WRITTEN INSTRUCTION:
Find each line containing the word "circle" and report how many there are. Add nothing else.

[Data entries]
════════════════

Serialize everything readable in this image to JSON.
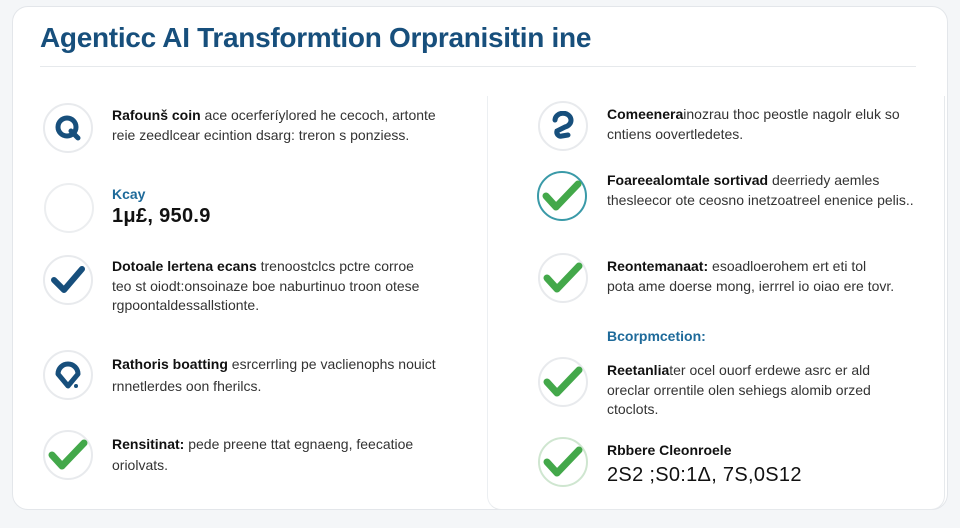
{
  "title": "Agenticc AI Transformtion Orpranisitin ine",
  "colors": {
    "primary": "#174f7c",
    "check_green": "#43a84a",
    "teal": "#3a9aa8"
  },
  "left": {
    "items": [
      {
        "icon": "q-icon",
        "bold": "Rafounš coin",
        "text": " ace ocerferíylored he cecoch, artonte reie zeedlcear ecintion dsarg: treron s ponziess."
      },
      {
        "icon": "empty-circle-icon",
        "label": "Kcay",
        "value": "1μ£, 950.9"
      },
      {
        "icon": "check-icon",
        "bold": "Dotoale lertena ecans",
        "text": " trenoostclcs pctre corroe teo st oiodt:onsoinaze boe naburtinuo troon otese rgpoontaldessallstionte."
      },
      {
        "icon": "location-pin-icon",
        "bold": "Rathoris boatting",
        "text": " esrcerrling pe vaclienophs nouict rnnetlerdes oon fherilcs."
      },
      {
        "icon": "check-icon",
        "bold": "Rensitinat:",
        "text": " pede preene ttat egnaeng, feecatioe oriolvats."
      }
    ]
  },
  "right": {
    "items": [
      {
        "icon": "question-icon",
        "bold": "Comeenera",
        "text": "inozrau thoc peostle nagolr eluk so cntiens oovertledetes."
      },
      {
        "icon": "check-circle-icon",
        "bold": "Foareealomtale sortivad",
        "text": " deerriedy aemles thesleecor ote ceosno inetzoatreel enenice pelis.."
      },
      {
        "icon": "check-icon",
        "bold": "Reontemanaat:",
        "text": " esoadloerohem ert eti tol pota ame doerse mong, ierrrel io oiao ere tovr."
      }
    ],
    "section_label": "Bcorpmcetion:",
    "items2": [
      {
        "icon": "check-icon",
        "bold": "Reetanlia",
        "text": "ter ocel ouorf erdewe asrc er ald oreclar orrentile olen sehiegs alomib orzed ctoclots."
      },
      {
        "icon": "check-icon",
        "label": "Rbbere Cleonroele",
        "value": "2S2 ;S0:1Δ, 7S,0S12"
      }
    ]
  }
}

════════════════

EXERCISE RESULT:
2